What to produce
Below is a block of records; repeat all of them exactly.

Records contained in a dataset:
>>>>>

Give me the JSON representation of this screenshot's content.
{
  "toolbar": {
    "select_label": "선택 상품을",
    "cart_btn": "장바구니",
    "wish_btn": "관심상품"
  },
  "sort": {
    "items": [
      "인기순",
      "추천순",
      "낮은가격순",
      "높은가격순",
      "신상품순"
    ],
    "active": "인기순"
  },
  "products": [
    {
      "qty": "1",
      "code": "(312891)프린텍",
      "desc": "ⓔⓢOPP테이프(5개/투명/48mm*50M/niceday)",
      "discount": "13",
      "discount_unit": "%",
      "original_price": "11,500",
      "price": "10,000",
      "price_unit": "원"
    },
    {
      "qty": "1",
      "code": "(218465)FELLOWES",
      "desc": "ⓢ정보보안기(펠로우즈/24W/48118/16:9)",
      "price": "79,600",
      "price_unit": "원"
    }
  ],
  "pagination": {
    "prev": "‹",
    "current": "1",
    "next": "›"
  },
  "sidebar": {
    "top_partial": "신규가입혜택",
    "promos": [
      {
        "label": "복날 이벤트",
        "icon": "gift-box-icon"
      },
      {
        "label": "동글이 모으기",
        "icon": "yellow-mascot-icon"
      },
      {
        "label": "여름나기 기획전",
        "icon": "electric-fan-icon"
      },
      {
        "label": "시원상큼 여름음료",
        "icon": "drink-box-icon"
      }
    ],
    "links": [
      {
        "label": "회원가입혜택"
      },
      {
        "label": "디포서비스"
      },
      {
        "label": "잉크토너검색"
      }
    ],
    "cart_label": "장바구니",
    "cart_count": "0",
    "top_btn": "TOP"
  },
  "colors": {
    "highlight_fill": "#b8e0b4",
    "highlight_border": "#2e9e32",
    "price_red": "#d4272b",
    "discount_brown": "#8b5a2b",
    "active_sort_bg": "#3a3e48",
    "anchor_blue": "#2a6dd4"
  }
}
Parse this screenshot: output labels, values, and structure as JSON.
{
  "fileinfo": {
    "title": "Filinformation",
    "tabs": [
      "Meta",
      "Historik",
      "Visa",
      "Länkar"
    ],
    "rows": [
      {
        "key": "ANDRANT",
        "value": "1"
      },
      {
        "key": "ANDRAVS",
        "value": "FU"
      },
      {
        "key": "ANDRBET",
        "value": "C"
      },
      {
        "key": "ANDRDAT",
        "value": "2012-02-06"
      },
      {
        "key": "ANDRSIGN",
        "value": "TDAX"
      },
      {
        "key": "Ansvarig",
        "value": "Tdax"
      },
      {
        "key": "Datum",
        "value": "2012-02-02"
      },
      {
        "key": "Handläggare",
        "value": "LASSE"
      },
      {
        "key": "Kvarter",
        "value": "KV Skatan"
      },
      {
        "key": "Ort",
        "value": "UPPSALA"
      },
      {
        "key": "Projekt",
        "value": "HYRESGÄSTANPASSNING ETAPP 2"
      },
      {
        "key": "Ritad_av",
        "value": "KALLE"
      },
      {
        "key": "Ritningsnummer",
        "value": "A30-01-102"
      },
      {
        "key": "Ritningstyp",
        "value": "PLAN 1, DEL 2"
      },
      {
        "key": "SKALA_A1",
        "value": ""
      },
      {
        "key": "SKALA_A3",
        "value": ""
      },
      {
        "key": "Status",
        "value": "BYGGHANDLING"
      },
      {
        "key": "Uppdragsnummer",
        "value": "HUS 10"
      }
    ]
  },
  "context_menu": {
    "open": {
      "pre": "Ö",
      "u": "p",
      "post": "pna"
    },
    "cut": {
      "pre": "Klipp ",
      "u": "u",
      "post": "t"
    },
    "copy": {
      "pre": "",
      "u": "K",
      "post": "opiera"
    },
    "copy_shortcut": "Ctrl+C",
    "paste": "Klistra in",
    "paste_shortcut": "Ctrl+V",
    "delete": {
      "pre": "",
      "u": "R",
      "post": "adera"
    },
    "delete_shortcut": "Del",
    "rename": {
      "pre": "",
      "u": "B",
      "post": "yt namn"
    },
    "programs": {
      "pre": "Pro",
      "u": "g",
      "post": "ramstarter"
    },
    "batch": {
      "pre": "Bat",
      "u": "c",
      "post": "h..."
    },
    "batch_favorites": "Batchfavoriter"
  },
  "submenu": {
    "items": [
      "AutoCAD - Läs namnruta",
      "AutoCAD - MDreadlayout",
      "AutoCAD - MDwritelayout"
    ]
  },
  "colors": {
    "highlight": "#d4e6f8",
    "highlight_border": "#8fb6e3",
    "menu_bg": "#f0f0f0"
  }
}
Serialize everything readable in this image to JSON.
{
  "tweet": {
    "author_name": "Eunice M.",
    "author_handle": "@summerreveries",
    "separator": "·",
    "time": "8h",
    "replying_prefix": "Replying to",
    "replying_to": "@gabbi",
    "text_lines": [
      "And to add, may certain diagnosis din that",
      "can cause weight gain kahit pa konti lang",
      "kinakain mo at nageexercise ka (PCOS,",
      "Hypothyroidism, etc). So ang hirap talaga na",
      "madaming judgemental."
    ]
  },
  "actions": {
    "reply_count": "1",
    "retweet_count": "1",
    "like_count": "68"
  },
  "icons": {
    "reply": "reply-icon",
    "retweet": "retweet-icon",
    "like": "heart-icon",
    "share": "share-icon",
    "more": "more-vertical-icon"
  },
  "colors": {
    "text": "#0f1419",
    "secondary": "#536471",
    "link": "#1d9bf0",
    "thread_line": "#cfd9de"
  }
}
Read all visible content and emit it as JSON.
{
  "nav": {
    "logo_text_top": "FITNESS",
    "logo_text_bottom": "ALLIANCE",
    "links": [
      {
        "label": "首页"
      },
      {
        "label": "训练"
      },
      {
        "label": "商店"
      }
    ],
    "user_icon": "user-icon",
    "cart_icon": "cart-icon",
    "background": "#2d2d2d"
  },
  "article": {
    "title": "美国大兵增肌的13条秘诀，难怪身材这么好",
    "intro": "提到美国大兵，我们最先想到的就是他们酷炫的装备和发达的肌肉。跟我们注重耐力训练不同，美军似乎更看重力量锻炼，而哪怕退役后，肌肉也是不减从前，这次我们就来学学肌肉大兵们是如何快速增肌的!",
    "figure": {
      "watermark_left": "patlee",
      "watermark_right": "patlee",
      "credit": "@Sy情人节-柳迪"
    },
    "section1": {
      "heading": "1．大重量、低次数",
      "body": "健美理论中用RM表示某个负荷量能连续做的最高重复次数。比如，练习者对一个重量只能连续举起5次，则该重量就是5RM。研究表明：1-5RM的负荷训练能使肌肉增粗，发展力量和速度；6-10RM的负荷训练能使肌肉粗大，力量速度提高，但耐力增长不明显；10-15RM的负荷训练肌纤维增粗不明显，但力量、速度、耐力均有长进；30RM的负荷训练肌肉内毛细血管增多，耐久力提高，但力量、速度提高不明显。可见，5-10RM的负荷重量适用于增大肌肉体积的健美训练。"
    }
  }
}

<<<<<

The completed task
Give me the JSON representation of this screenshot's content.
{
  "toolbar": {
    "select_label": "선택 상품을",
    "cart_btn": "장바구니",
    "wish_btn": "관심상품"
  },
  "sort": {
    "items": [
      "인기순",
      "추천순",
      "낮은가격순",
      "높은가격순",
      "신상품순"
    ],
    "active": "인기순"
  },
  "products": [
    {
      "qty": "1",
      "code": "(312891)프린텍",
      "desc": "ⓔⓢOPP테이프(5개/투명/48mm*50M/niceday)",
      "discount": "13",
      "discount_unit": "%",
      "original_price": "11,500",
      "price": "10,000",
      "price_unit": "원"
    },
    {
      "qty": "1",
      "code": "(218465)FELLOWES",
      "desc": "ⓢ정보보안기(펠로우즈/24W/48118/16:9)",
      "price": "79,600",
      "price_unit": "원"
    }
  ],
  "pagination": {
    "prev": "‹",
    "current": "1",
    "next": "›"
  },
  "sidebar": {
    "top_partial": "신규가입혜택",
    "promos": [
      {
        "label": "복날 이벤트",
        "icon": "gift-box-icon"
      },
      {
        "label": "동글이 모으기",
        "icon": "yellow-mascot-icon"
      },
      {
        "label": "여름나기 기획전",
        "icon": "electric-fan-icon"
      },
      {
        "label": "시원상큼 여름음료",
        "icon": "drink-box-icon"
      }
    ],
    "links": [
      {
        "label": "회원가입혜택"
      },
      {
        "label": "디포서비스"
      },
      {
        "label": "잉크토너검색"
      }
    ],
    "cart_label": "장바구니",
    "cart_count": "0",
    "top_btn": "TOP"
  },
  "colors": {
    "highlight_fill": "#b8e0b4",
    "highlight_border": "#2e9e32",
    "price_red": "#d4272b",
    "discount_brown": "#8b5a2b",
    "active_sort_bg": "#3a3e48",
    "anchor_blue": "#2a6dd4"
  }
}
Parse this screenshot: output labels, values, and structure as JSON.
{
  "fileinfo": {
    "title": "Filinformation",
    "tabs": [
      "Meta",
      "Historik",
      "Visa",
      "Länkar"
    ],
    "rows": [
      {
        "key": "ANDRANT",
        "value": "1"
      },
      {
        "key": "ANDRAVS",
        "value": "FU"
      },
      {
        "key": "ANDRBET",
        "value": "C"
      },
      {
        "key": "ANDRDAT",
        "value": "2012-02-06"
      },
      {
        "key": "ANDRSIGN",
        "value": "TDAX"
      },
      {
        "key": "Ansvarig",
        "value": "Tdax"
      },
      {
        "key": "Datum",
        "value": "2012-02-02"
      },
      {
        "key": "Handläggare",
        "value": "LASSE"
      },
      {
        "key": "Kvarter",
        "value": "KV Skatan"
      },
      {
        "key": "Ort",
        "value": "UPPSALA"
      },
      {
        "key": "Projekt",
        "value": "HYRESGÄSTANPASSNING ETAPP 2"
      },
      {
        "key": "Ritad_av",
        "value": "KALLE"
      },
      {
        "key": "Ritningsnummer",
        "value": "A30-01-102"
      },
      {
        "key": "Ritningstyp",
        "value": "PLAN 1, DEL 2"
      },
      {
        "key": "SKALA_A1",
        "value": ""
      },
      {
        "key": "SKALA_A3",
        "value": ""
      },
      {
        "key": "Status",
        "value": "BYGGHANDLING"
      },
      {
        "key": "Uppdragsnummer",
        "value": "HUS 10"
      }
    ]
  },
  "context_menu": {
    "open": {
      "pre": "Ö",
      "u": "p",
      "post": "pna"
    },
    "cut": {
      "pre": "Klipp ",
      "u": "u",
      "post": "t"
    },
    "copy": {
      "pre": "",
      "u": "K",
      "post": "opiera"
    },
    "copy_shortcut": "Ctrl+C",
    "paste": "Klistra in",
    "paste_shortcut": "Ctrl+V",
    "delete": {
      "pre": "",
      "u": "R",
      "post": "adera"
    },
    "delete_shortcut": "Del",
    "rename": {
      "pre": "",
      "u": "B",
      "post": "yt namn"
    },
    "programs": {
      "pre": "Pro",
      "u": "g",
      "post": "ramstarter"
    },
    "batch": {
      "pre": "Bat",
      "u": "c",
      "post": "h..."
    },
    "batch_favorites": "Batchfavoriter"
  },
  "submenu": {
    "items": [
      "AutoCAD - Läs namnruta",
      "AutoCAD - MDreadlayout",
      "AutoCAD - MDwritelayout"
    ]
  },
  "colors": {
    "highlight": "#d4e6f8",
    "highlight_border": "#8fb6e3",
    "menu_bg": "#f0f0f0"
  }
}
Serialize everything readable in this image to JSON.
{
  "tweet": {
    "author_name": "Eunice M.",
    "author_handle": "@summerreveries",
    "separator": "·",
    "time": "8h",
    "replying_prefix": "Replying to",
    "replying_to": "@gabbi",
    "text_lines": [
      "And to add, may certain diagnosis din that",
      "can cause weight gain kahit pa konti lang",
      "kinakain mo at nageexercise ka (PCOS,",
      "Hypothyroidism, etc). So ang hirap talaga na",
      "madaming judgemental."
    ]
  },
  "actions": {
    "reply_count": "1",
    "retweet_count": "1",
    "like_count": "68"
  },
  "icons": {
    "reply": "reply-icon",
    "retweet": "retweet-icon",
    "like": "heart-icon",
    "share": "share-icon",
    "more": "more-vertical-icon"
  },
  "colors": {
    "text": "#0f1419",
    "secondary": "#536471",
    "link": "#1d9bf0",
    "thread_line": "#cfd9de"
  }
}
Read all visible content and emit it as JSON.
{
  "nav": {
    "logo_text_top": "FITNESS",
    "logo_text_bottom": "ALLIANCE",
    "links": [
      {
        "label": "首页"
      },
      {
        "label": "训练"
      },
      {
        "label": "商店"
      }
    ],
    "user_icon": "user-icon",
    "cart_icon": "cart-icon",
    "background": "#2d2d2d"
  },
  "article": {
    "title": "美国大兵增肌的13条秘诀，难怪身材这么好",
    "intro": "提到美国大兵，我们最先想到的就是他们酷炫的装备和发达的肌肉。跟我们注重耐力训练不同，美军似乎更看重力量锻炼，而哪怕退役后，肌肉也是不减从前，这次我们就来学学肌肉大兵们是如何快速增肌的!",
    "figure": {
      "watermark_left": "patlee",
      "watermark_right": "patlee",
      "credit": "@Sy情人节-柳迪"
    },
    "section1": {
      "heading": "1．大重量、低次数",
      "body": "健美理论中用RM表示某个负荷量能连续做的最高重复次数。比如，练习者对一个重量只能连续举起5次，则该重量就是5RM。研究表明：1-5RM的负荷训练能使肌肉增粗，发展力量和速度；6-10RM的负荷训练能使肌肉粗大，力量速度提高，但耐力增长不明显；10-15RM的负荷训练肌纤维增粗不明显，但力量、速度、耐力均有长进；30RM的负荷训练肌肉内毛细血管增多，耐久力提高，但力量、速度提高不明显。可见，5-10RM的负荷重量适用于增大肌肉体积的健美训练。"
    }
  }
}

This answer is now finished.